Saved data entries -
== == ==
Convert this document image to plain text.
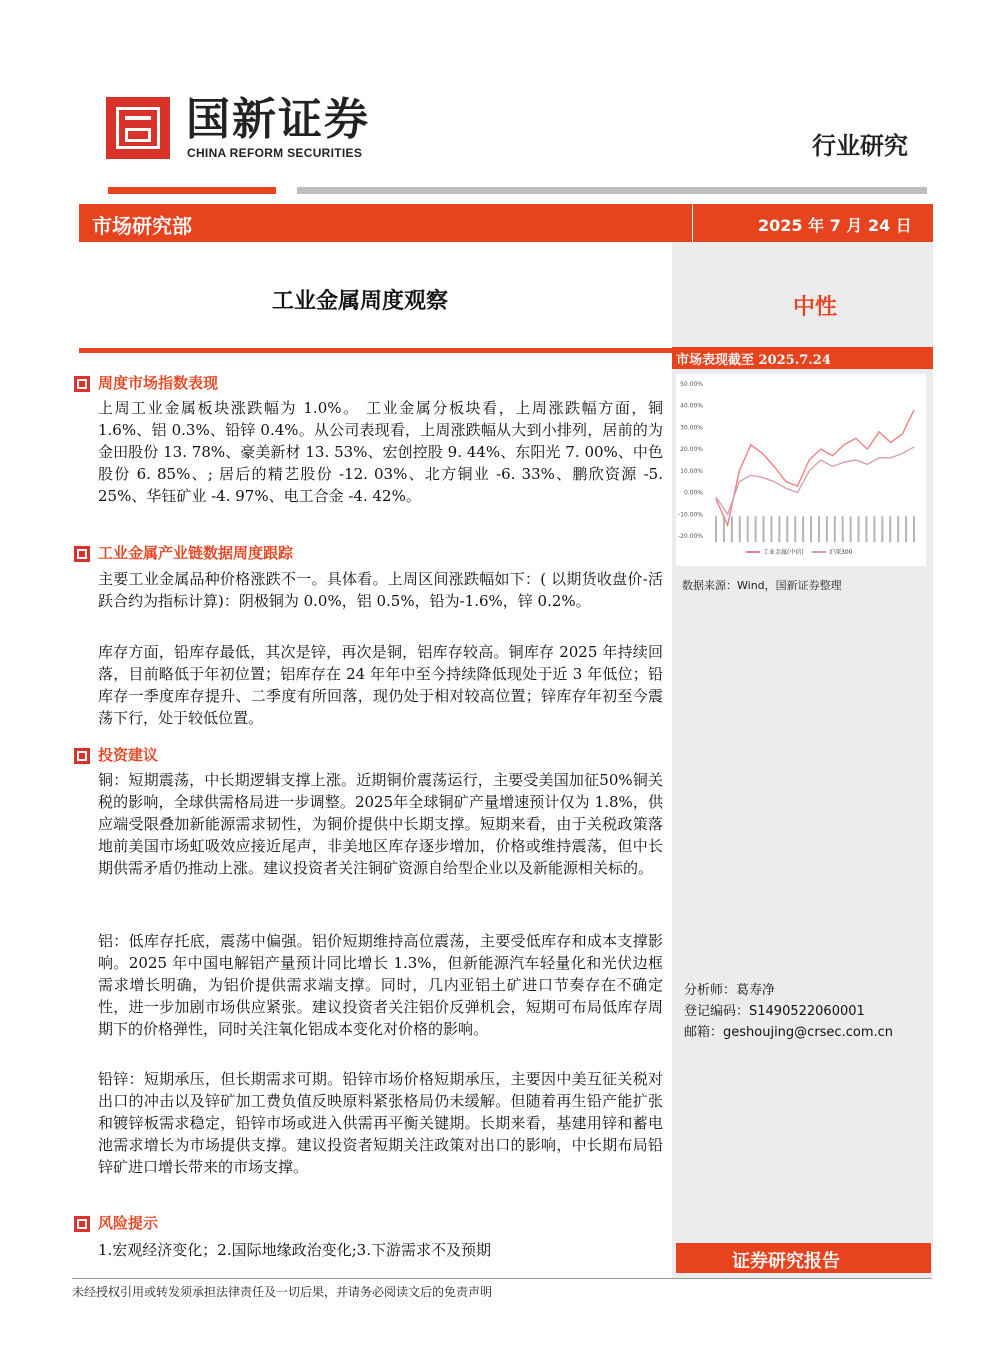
国新证券
CHINA REFORM SECURITIES	行业研究
市场研究部	2025 年 7 月 24 日
中性
市场表现截至 2025.7.24
50.00%
40.00%
30.00%
20.00%
10.00%
0.00%
-10.00%
-20.00%
工业金属(中信)	沪深300
数据来源：Wind，国新证券整理
分析师：葛寿净
登记编码：S1490522060001
邮箱：geshoujing@crsec.com.cn
证券研究报告
工业金属周度观察
周度市场指数表现
上周工业金属板块涨跌幅为 1.0%。 工业金属分板块看，上周涨跌幅方面，铜1.6%、铝 0.3%、铅锌 0.4%。从公司表现看，上周涨跌幅从大到小排列，居前的为金田股份 13. 78%、豪美新材 13. 53%、宏创控股 9. 44%、东阳光 7. 00%、中色股份 6. 85%、; 居后的精艺股份 -12. 03%、北方铜业 -6. 33%、鹏欣资源 -5. 25%、华钰矿业 -4. 97%、电工合金 -4. 42%。
工业金属产业链数据周度跟踪
主要工业金属品种价格涨跌不一。具体看。上周区间涨跌幅如下：( 以期货收盘价-活跃合约为指标计算)：阴极铜为 0.0%，铝 0.5%，铅为-1.6%，锌 0.2%。
库存方面，铅库存最低，其次是锌，再次是铜，铝库存较高。铜库存 2025 年持续回落，目前略低于年初位置；铝库存在 24 年年中至今持续降低现处于近 3 年低位；铅库存一季度库存提升、二季度有所回落，现仍处于相对较高位置；锌库存年初至今震荡下行，处于较低位置。
投资建议
铜：短期震荡，中长期逻辑支撑上涨。近期铜价震荡运行，主要受美国加征50%铜关税的影响，全球供需格局进一步调整。2025年全球铜矿产量增速预计仅为 1.8%，供应端受限叠加新能源需求韧性，为铜价提供中长期支撑。短期来看，由于关税政策落地前美国市场虹吸效应接近尾声，非美地区库存逐步增加，价格或维持震荡，但中长期供需矛盾仍推动上涨。建议投资者关注铜矿资源自给型企业以及新能源相关标的。
铝：低库存托底，震荡中偏强。铝价短期维持高位震荡，主要受低库存和成本支撑影响。2025 年中国电解铝产量预计同比增长 1.3%，但新能源汽车轻量化和光伏边框需求增长明确，为铝价提供需求端支撑。同时，几内亚铝土矿进口节奏存在不确定性，进一步加剧市场供应紧张。建议投资者关注铝价反弹机会，短期可布局低库存周期下的价格弹性，同时关注氧化铝成本变化对价格的影响。
铅锌：短期承压，但长期需求可期。铅锌市场价格短期承压，主要因中美互征关税对出口的冲击以及锌矿加工费负值反映原料紧张格局仍未缓解。但随着再生铅产能扩张和镀锌板需求稳定，铅锌市场或进入供需再平衡关键期。长期来看，基建用锌和蓄电池需求增长为市场提供支撑。建议投资者短期关注政策对出口的影响，中长期布局铅锌矿进口增长带来的市场支撑。
风险提示
1.宏观经济变化；2.国际地缘政治变化;3.下游需求不及预期
未经授权引用或转发须承担法律责任及一切后果，并请务必阅读文后的免责声明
== == ==
THE TASK - Using the records above, output their complete text exactly, minus any images.

THE OUTPUT -
Convert this document image to plain text.
国新证券
CHINA REFORM SECURITIES	行业研究
市场研究部	2025 年 7 月 24 日
中性
市场表现截至 2025.7.24
50.00%
40.00%
30.00%
20.00%
10.00%
0.00%
-10.00%
-20.00%
工业金属(中信)	沪深300
数据来源：Wind，国新证券整理
分析师：葛寿净
登记编码：S1490522060001
邮箱：geshoujing@crsec.com.cn
证券研究报告
工业金属周度观察
周度市场指数表现
上周工业金属板块涨跌幅为 1.0%。 工业金属分板块看，上周涨跌幅方面，铜1.6%、铝 0.3%、铅锌 0.4%。从公司表现看，上周涨跌幅从大到小排列，居前的为金田股份 13. 78%、豪美新材 13. 53%、宏创控股 9. 44%、东阳光 7. 00%、中色股份 6. 85%、; 居后的精艺股份 -12. 03%、北方铜业 -6. 33%、鹏欣资源 -5. 25%、华钰矿业 -4. 97%、电工合金 -4. 42%。
工业金属产业链数据周度跟踪
主要工业金属品种价格涨跌不一。具体看。上周区间涨跌幅如下：( 以期货收盘价-活跃合约为指标计算)：阴极铜为 0.0%，铝 0.5%，铅为-1.6%，锌 0.2%。
库存方面，铅库存最低，其次是锌，再次是铜，铝库存较高。铜库存 2025 年持续回落，目前略低于年初位置；铝库存在 24 年年中至今持续降低现处于近 3 年低位；铅库存一季度库存提升、二季度有所回落，现仍处于相对较高位置；锌库存年初至今震荡下行，处于较低位置。
投资建议
铜：短期震荡，中长期逻辑支撑上涨。近期铜价震荡运行，主要受美国加征50%铜关税的影响，全球供需格局进一步调整。2025年全球铜矿产量增速预计仅为 1.8%，供应端受限叠加新能源需求韧性，为铜价提供中长期支撑。短期来看，由于关税政策落地前美国市场虹吸效应接近尾声，非美地区库存逐步增加，价格或维持震荡，但中长期供需矛盾仍推动上涨。建议投资者关注铜矿资源自给型企业以及新能源相关标的。
铝：低库存托底，震荡中偏强。铝价短期维持高位震荡，主要受低库存和成本支撑影响。2025 年中国电解铝产量预计同比增长 1.3%，但新能源汽车轻量化和光伏边框需求增长明确，为铝价提供需求端支撑。同时，几内亚铝土矿进口节奏存在不确定性，进一步加剧市场供应紧张。建议投资者关注铝价反弹机会，短期可布局低库存周期下的价格弹性，同时关注氧化铝成本变化对价格的影响。
铅锌：短期承压，但长期需求可期。铅锌市场价格短期承压，主要因中美互征关税对出口的冲击以及锌矿加工费负值反映原料紧张格局仍未缓解。但随着再生铅产能扩张和镀锌板需求稳定，铅锌市场或进入供需再平衡关键期。长期来看，基建用锌和蓄电池需求增长为市场提供支撑。建议投资者短期关注政策对出口的影响，中长期布局铅锌矿进口增长带来的市场支撑。
风险提示
1.宏观经济变化；2.国际地缘政治变化;3.下游需求不及预期
未经授权引用或转发须承担法律责任及一切后果，并请务必阅读文后的免责声明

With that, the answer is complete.